§ Brief
Single out each line with the word "Eurozona" and copy it.

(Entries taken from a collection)
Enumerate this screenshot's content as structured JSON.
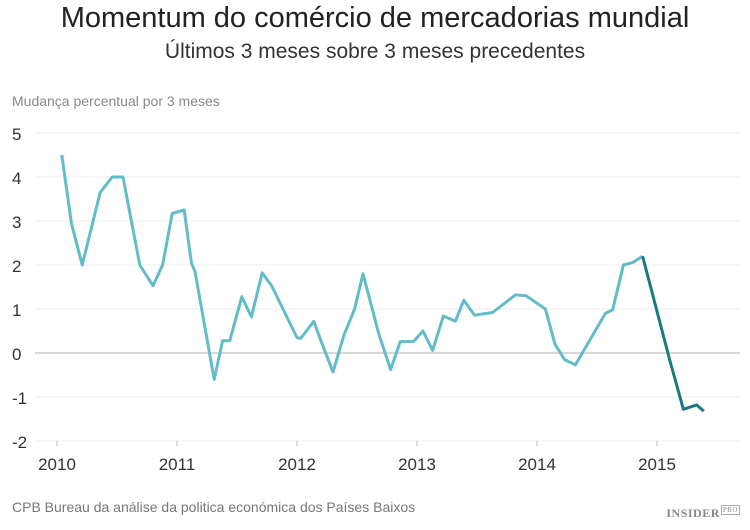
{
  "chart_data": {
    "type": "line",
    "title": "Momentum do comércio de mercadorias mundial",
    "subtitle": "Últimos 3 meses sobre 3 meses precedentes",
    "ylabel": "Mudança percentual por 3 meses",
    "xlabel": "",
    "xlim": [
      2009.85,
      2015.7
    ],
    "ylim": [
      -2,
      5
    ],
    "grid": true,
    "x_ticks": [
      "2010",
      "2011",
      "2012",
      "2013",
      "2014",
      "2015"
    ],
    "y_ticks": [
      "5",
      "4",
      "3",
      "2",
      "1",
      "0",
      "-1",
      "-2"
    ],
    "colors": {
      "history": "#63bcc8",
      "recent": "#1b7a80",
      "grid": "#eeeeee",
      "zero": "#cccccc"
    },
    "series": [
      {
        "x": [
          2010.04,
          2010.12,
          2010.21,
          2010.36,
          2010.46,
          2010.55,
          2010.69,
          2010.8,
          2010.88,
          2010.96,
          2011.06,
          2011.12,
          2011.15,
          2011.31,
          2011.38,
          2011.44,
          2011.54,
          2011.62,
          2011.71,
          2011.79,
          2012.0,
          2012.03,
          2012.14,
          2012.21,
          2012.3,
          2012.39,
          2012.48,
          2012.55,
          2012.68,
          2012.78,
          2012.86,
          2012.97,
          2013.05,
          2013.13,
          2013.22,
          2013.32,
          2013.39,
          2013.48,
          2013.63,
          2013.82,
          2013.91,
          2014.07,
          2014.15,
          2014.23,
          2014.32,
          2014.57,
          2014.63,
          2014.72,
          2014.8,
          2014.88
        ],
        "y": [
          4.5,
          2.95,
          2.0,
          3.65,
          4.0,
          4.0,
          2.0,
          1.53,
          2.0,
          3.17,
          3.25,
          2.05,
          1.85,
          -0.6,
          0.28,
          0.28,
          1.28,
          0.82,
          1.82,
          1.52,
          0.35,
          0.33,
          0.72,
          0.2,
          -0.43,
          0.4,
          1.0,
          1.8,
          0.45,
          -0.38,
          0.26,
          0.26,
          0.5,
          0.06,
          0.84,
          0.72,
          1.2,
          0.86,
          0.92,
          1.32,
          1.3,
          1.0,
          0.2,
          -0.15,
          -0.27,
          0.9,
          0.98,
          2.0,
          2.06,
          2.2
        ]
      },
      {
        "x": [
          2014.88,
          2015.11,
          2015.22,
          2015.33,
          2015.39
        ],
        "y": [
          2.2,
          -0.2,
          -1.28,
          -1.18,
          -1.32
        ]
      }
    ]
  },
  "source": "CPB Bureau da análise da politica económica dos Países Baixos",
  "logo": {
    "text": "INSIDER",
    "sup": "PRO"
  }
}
==
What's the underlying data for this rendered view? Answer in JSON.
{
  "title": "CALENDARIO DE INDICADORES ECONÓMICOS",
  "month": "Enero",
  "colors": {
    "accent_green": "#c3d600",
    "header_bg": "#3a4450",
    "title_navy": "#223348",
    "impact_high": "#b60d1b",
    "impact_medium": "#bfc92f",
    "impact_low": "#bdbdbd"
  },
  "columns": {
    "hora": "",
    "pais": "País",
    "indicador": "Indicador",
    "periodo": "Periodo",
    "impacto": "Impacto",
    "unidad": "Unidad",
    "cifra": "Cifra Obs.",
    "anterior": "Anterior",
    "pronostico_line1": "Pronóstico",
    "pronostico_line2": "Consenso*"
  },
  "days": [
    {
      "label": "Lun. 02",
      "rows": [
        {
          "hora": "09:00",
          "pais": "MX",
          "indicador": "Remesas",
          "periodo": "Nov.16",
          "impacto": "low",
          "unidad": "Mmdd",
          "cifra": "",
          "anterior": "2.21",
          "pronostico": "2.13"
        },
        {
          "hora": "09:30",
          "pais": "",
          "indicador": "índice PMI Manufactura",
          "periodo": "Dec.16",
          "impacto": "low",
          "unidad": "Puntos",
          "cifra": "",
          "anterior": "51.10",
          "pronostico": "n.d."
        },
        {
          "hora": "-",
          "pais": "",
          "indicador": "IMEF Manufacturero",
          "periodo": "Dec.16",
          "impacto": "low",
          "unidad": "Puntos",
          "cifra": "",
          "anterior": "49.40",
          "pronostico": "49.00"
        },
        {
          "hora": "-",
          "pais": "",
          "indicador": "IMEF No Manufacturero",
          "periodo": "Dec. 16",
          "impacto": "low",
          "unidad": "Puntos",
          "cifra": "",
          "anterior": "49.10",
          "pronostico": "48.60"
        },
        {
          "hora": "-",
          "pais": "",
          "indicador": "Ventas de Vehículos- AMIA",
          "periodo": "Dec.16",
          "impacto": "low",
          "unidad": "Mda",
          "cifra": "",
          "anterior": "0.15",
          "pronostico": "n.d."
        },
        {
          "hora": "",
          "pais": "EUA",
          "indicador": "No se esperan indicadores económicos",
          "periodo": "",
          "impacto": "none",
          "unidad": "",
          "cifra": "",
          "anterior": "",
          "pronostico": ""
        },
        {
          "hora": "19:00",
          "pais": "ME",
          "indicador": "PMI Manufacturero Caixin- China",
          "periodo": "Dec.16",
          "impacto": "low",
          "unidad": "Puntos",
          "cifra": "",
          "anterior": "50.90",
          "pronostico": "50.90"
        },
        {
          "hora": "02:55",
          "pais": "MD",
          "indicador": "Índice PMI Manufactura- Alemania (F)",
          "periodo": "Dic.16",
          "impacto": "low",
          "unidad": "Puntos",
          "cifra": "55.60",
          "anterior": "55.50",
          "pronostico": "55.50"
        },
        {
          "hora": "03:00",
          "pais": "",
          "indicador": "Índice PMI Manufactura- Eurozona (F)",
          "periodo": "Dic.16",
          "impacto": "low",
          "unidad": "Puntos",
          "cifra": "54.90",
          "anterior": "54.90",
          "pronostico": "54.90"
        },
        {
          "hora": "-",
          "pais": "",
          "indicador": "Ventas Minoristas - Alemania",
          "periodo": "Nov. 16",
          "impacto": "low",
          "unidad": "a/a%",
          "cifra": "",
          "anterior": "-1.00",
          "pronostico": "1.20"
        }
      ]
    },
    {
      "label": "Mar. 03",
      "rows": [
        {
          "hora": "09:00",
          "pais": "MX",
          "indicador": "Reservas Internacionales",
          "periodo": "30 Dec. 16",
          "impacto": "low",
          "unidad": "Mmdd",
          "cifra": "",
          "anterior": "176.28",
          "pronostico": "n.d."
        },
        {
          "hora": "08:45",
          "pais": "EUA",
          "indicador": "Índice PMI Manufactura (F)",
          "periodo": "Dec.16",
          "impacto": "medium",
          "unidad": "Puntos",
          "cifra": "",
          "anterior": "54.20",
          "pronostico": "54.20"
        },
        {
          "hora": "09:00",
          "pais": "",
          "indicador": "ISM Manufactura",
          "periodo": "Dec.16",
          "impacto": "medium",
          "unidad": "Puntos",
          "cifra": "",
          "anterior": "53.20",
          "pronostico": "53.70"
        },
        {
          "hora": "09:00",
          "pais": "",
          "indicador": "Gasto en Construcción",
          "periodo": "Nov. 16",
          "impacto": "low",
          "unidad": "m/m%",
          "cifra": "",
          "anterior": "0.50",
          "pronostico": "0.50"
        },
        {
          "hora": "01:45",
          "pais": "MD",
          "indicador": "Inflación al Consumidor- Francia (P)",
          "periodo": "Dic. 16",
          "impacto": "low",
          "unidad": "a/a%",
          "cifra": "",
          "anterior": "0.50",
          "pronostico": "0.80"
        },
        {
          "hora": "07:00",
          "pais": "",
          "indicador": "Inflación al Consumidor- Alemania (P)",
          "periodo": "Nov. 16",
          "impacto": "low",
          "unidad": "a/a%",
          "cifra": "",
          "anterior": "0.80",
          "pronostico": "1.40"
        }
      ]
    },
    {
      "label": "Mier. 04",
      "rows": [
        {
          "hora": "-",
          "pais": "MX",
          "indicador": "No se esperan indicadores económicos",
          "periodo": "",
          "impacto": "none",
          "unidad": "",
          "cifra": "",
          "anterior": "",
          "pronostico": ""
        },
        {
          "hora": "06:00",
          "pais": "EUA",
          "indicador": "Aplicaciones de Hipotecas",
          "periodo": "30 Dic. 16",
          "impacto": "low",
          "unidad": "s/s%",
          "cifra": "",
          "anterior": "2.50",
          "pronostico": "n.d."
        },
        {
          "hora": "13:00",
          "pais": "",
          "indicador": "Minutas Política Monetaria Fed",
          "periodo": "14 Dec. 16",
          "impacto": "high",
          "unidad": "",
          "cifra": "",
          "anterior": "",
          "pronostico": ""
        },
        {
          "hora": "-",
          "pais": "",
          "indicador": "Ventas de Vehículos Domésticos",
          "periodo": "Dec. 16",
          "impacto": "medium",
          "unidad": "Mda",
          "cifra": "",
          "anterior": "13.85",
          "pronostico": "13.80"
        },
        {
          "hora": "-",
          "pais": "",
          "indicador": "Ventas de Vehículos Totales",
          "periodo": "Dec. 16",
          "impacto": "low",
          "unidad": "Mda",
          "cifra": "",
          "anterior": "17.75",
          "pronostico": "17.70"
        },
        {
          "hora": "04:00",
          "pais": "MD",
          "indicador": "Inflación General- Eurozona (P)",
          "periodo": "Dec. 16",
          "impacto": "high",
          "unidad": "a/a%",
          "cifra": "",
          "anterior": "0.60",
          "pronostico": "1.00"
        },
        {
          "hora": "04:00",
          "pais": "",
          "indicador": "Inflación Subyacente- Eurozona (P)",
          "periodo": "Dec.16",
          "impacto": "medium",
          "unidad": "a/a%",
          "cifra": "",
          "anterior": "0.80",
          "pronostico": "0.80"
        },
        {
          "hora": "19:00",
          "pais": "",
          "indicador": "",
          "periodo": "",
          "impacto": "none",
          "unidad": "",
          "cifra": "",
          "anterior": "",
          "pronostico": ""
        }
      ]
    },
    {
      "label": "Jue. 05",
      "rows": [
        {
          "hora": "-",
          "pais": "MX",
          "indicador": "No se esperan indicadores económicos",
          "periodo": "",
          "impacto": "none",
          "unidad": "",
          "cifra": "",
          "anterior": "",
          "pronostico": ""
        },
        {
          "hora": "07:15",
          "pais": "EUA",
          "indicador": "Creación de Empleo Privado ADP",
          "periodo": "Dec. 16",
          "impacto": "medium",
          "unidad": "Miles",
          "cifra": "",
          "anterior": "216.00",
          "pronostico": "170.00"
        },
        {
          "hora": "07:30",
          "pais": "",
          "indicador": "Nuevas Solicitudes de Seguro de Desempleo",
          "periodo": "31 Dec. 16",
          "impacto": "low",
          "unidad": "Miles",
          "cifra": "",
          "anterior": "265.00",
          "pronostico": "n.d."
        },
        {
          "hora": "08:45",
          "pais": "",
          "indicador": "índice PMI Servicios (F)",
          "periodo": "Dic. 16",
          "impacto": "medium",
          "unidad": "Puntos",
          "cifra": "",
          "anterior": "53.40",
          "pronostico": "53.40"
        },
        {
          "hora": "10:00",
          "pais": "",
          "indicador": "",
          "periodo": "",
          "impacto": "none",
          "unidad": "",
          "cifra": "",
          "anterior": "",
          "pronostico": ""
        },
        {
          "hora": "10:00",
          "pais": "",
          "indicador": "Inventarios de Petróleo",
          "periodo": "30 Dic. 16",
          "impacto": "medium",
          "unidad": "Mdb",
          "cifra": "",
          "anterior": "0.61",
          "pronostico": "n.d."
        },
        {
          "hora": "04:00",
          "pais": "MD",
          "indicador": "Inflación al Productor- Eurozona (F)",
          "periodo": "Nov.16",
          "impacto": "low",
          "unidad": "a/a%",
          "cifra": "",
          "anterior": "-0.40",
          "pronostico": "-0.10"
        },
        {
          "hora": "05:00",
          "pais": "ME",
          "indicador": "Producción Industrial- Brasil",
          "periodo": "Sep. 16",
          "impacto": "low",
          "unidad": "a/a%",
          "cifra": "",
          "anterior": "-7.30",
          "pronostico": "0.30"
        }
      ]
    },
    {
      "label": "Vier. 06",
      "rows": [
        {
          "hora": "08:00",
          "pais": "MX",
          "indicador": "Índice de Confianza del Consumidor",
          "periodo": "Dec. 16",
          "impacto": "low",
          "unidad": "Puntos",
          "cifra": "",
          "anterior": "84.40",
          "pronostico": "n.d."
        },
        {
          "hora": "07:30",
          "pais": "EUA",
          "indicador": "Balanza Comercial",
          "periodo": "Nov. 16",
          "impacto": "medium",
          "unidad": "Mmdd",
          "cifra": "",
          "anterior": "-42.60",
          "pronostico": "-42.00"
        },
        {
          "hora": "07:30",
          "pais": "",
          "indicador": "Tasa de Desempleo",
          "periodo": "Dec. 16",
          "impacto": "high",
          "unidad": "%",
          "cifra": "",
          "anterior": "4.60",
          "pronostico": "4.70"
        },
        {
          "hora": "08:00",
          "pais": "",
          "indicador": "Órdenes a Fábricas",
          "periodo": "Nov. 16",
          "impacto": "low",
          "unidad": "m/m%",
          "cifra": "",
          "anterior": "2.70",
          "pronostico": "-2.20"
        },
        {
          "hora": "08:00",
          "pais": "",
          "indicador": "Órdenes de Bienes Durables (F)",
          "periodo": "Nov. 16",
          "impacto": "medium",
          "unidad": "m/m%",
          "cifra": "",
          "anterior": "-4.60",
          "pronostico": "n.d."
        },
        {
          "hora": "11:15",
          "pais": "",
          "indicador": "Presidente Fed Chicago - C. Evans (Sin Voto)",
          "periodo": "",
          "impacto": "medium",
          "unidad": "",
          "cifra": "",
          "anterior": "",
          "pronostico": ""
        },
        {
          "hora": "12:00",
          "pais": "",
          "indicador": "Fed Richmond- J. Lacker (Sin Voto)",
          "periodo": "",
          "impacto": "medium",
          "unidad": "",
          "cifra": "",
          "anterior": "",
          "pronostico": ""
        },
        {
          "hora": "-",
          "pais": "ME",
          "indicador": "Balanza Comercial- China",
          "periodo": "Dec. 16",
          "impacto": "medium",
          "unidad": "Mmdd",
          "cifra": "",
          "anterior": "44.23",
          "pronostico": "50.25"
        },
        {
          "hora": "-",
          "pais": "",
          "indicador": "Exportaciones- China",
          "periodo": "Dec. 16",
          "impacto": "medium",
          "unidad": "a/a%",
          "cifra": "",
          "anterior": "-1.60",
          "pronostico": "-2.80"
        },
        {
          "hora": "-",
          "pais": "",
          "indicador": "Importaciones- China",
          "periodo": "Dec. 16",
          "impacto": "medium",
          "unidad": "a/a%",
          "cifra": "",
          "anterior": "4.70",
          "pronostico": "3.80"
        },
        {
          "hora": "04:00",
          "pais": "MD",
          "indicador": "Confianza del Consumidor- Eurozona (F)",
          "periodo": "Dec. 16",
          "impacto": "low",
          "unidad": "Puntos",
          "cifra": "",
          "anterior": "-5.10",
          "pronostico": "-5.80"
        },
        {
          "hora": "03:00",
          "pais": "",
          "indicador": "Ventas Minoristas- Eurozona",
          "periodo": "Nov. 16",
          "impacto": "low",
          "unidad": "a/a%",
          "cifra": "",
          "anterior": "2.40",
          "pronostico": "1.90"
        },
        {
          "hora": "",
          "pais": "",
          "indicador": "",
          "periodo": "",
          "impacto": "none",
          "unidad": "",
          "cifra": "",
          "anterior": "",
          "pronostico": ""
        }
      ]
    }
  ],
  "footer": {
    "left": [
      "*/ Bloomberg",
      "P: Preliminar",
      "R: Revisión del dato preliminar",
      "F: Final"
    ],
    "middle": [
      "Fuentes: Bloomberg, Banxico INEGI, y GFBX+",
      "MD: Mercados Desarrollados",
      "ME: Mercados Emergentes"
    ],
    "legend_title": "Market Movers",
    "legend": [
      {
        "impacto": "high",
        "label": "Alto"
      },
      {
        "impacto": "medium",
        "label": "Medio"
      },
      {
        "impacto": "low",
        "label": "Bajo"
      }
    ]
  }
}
* * *
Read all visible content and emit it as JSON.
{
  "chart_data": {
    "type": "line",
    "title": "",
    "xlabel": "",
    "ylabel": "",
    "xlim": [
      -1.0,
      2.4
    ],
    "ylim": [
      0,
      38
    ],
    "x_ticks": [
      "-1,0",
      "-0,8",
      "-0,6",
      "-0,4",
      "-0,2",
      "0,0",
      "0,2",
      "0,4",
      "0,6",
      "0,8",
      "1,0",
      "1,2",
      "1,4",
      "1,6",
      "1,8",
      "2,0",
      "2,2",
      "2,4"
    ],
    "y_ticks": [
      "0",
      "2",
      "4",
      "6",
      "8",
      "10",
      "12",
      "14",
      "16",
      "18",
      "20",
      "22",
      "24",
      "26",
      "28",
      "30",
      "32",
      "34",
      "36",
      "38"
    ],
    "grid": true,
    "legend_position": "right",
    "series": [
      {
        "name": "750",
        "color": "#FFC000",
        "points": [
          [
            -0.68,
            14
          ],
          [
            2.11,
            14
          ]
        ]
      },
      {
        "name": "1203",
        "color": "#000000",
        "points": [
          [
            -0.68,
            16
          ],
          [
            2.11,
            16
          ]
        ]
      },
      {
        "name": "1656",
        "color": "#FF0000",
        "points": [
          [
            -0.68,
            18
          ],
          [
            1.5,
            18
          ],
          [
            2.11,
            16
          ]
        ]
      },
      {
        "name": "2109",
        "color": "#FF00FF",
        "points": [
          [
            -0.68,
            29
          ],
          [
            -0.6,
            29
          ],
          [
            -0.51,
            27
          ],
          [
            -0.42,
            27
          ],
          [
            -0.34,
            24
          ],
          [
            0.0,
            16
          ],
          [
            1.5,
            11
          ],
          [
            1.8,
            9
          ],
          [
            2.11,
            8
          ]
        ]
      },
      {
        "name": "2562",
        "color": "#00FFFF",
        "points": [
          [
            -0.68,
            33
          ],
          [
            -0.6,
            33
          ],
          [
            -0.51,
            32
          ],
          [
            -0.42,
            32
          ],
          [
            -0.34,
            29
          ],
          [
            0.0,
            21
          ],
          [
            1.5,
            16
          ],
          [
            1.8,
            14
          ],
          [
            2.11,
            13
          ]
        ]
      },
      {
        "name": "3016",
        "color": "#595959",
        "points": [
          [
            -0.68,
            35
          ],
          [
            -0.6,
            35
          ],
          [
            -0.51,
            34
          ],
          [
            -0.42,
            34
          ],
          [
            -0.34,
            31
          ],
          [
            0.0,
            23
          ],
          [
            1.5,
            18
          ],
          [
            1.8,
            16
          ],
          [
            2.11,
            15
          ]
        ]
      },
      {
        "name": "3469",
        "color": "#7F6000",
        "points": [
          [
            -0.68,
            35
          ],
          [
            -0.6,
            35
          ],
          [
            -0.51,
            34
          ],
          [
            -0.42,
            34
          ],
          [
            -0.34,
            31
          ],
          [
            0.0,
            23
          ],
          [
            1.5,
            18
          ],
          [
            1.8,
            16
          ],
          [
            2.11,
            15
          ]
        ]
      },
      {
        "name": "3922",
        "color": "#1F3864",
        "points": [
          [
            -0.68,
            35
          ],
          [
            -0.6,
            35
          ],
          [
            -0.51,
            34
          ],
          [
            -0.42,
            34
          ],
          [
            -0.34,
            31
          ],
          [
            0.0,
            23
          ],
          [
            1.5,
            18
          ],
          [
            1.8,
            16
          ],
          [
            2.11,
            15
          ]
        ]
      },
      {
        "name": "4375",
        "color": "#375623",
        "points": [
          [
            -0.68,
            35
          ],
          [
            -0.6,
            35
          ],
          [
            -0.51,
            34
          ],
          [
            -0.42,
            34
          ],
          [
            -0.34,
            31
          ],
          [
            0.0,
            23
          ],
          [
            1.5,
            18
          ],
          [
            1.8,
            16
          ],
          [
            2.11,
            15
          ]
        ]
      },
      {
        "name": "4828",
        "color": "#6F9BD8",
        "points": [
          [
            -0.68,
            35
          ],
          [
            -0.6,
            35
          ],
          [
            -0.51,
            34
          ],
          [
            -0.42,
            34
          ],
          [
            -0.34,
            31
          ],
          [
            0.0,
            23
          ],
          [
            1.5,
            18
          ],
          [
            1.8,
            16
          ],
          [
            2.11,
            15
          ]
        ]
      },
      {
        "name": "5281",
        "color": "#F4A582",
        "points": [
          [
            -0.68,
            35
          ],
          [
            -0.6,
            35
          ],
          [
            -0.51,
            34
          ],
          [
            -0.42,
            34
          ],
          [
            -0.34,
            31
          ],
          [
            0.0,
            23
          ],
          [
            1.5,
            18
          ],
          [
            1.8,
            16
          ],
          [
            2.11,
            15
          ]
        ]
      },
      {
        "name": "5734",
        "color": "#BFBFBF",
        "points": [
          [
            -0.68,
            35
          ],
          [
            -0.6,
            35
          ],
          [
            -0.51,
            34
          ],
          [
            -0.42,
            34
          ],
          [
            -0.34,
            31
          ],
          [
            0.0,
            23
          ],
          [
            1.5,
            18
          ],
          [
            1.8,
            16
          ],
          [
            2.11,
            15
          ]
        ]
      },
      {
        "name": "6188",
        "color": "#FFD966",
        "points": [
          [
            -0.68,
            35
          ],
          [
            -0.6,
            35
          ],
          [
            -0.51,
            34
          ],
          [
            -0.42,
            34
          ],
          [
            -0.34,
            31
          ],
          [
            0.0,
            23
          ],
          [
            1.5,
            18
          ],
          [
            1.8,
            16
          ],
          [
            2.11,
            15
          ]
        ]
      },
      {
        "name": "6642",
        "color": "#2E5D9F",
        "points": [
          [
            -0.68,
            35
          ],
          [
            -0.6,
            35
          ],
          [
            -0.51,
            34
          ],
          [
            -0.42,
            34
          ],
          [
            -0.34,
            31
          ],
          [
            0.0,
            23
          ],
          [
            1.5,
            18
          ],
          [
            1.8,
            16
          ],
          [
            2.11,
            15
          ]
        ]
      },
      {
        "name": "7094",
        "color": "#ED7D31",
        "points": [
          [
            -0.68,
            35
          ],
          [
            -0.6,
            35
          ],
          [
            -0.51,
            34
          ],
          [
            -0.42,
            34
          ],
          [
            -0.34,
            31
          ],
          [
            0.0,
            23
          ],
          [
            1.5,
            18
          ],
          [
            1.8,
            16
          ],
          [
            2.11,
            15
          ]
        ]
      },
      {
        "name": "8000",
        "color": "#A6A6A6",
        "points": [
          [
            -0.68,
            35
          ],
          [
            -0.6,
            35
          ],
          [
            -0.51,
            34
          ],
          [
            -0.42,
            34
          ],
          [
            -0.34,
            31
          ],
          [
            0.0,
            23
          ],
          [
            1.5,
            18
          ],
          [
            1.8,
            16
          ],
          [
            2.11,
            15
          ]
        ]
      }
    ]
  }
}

§ Task answer
          "indicador": "Índice PMI Manufactura- Eurozona (F)",
          "indicador": "Inflación General- Eurozona (P)",
          "indicador": "Inflación Subyacente- Eurozona (P)",
          "indicador": "Inflación al Productor- Eurozona (F)",
          "indicador": "Confianza del Consumidor- Eurozona (F)",
          "indicador": "Ventas Minoristas- Eurozona",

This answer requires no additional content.